> [THE TASK]:
Determine the number of lines in these entries that hold the word "exceptional". Give the number and nothing more.

# Start of MATERIAL TO PROCESS

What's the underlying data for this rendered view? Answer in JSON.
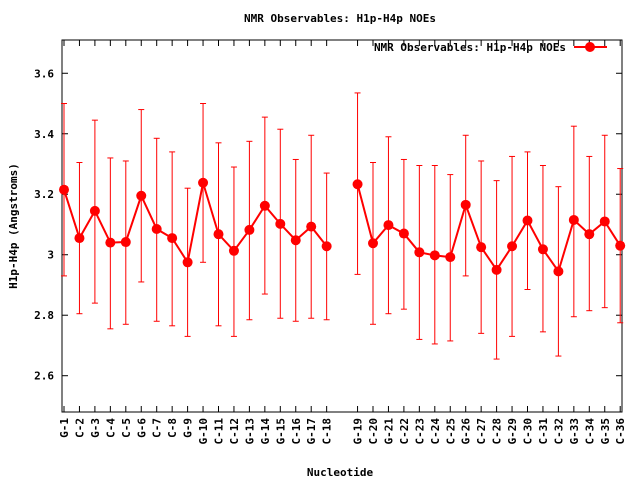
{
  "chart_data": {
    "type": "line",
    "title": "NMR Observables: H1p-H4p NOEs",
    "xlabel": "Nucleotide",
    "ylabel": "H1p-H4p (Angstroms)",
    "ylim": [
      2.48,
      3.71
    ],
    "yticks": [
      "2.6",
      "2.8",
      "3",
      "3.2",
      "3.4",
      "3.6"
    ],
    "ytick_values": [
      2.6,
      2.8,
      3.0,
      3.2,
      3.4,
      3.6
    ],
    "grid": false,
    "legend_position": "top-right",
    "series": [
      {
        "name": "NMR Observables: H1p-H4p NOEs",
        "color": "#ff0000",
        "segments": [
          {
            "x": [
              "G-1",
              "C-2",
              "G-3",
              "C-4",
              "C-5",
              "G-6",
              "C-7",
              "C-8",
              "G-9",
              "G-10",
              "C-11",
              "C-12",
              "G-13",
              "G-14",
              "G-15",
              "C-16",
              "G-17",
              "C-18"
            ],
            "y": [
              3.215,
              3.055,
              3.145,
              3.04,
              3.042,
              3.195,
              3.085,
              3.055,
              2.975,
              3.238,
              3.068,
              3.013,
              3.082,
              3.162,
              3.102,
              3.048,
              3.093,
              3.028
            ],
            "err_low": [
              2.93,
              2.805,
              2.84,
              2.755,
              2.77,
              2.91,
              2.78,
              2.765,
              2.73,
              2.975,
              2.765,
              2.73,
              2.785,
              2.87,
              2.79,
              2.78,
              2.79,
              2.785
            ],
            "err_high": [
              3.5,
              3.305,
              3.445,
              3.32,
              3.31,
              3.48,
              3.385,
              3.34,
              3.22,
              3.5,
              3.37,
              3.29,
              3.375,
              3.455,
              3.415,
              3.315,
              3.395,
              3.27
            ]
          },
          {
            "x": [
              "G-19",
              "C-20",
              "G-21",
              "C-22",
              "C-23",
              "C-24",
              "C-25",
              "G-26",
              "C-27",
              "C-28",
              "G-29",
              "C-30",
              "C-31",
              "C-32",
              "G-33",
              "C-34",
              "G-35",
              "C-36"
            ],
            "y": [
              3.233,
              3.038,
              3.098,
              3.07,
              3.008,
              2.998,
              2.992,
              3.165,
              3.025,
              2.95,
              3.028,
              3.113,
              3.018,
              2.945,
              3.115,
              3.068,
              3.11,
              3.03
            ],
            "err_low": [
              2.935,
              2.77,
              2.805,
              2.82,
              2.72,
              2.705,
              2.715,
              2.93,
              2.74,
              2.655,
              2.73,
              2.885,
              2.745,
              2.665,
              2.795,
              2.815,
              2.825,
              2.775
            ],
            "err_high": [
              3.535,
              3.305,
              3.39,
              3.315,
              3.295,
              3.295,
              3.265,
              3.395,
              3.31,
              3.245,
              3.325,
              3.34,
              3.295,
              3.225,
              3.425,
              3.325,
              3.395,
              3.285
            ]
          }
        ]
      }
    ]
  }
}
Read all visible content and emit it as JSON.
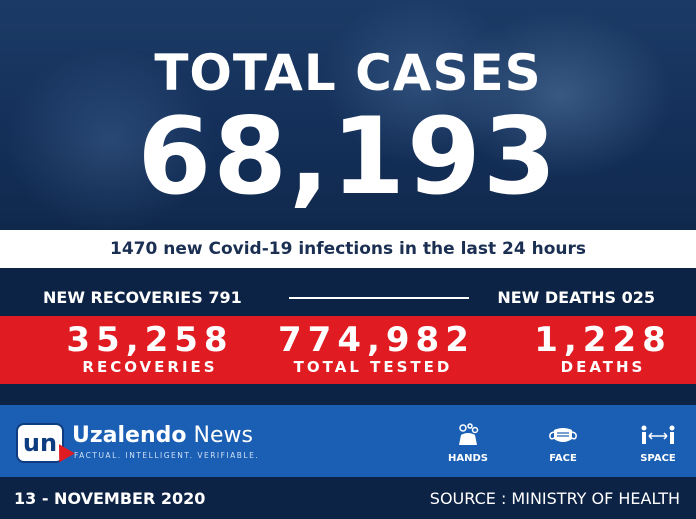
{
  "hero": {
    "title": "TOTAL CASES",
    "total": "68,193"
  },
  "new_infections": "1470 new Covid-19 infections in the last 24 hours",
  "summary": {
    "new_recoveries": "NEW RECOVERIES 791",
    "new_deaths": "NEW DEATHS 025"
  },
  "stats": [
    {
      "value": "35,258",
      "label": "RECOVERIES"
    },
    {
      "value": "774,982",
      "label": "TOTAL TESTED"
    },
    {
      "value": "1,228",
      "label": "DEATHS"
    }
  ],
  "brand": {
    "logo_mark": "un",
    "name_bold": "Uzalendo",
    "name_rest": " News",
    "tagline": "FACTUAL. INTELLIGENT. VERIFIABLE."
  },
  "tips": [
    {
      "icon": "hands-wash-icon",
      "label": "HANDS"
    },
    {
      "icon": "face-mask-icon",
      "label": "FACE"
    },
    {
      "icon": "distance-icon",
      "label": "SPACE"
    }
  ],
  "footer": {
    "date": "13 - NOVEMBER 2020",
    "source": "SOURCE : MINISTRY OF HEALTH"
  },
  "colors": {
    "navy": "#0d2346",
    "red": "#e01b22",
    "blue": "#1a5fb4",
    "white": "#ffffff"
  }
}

# End of MATERIAL TO PROCESS
# Start of MATERIAL TO PROCESS

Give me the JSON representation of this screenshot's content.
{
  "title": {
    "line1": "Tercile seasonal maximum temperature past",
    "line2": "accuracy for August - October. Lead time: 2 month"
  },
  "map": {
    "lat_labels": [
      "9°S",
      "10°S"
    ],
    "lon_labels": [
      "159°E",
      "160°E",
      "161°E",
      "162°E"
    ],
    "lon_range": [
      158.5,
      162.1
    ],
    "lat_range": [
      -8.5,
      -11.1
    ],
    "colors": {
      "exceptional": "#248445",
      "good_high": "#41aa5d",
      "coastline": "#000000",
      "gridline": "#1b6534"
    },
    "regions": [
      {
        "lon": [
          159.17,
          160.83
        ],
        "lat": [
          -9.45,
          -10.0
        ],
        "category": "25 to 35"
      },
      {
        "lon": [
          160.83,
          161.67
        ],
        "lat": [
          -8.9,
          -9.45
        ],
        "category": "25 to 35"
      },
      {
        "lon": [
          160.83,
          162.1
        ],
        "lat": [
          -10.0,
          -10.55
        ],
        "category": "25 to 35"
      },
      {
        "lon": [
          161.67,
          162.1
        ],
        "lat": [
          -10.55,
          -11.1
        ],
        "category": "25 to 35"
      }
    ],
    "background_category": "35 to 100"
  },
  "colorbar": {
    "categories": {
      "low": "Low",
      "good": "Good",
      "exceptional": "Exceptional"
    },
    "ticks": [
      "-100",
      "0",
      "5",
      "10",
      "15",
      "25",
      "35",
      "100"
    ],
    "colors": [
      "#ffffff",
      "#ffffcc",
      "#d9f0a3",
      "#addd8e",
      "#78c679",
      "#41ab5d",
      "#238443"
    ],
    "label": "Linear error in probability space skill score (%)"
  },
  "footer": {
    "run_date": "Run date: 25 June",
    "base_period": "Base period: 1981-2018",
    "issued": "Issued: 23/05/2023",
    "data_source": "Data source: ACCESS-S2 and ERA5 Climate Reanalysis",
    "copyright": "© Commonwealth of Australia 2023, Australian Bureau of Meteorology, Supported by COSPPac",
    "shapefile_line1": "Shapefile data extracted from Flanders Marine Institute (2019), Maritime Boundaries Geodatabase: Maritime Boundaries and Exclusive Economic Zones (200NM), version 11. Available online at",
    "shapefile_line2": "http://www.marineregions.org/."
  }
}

# End of MATERIAL TO PROCESS

> [FULL RESPONSE]:
2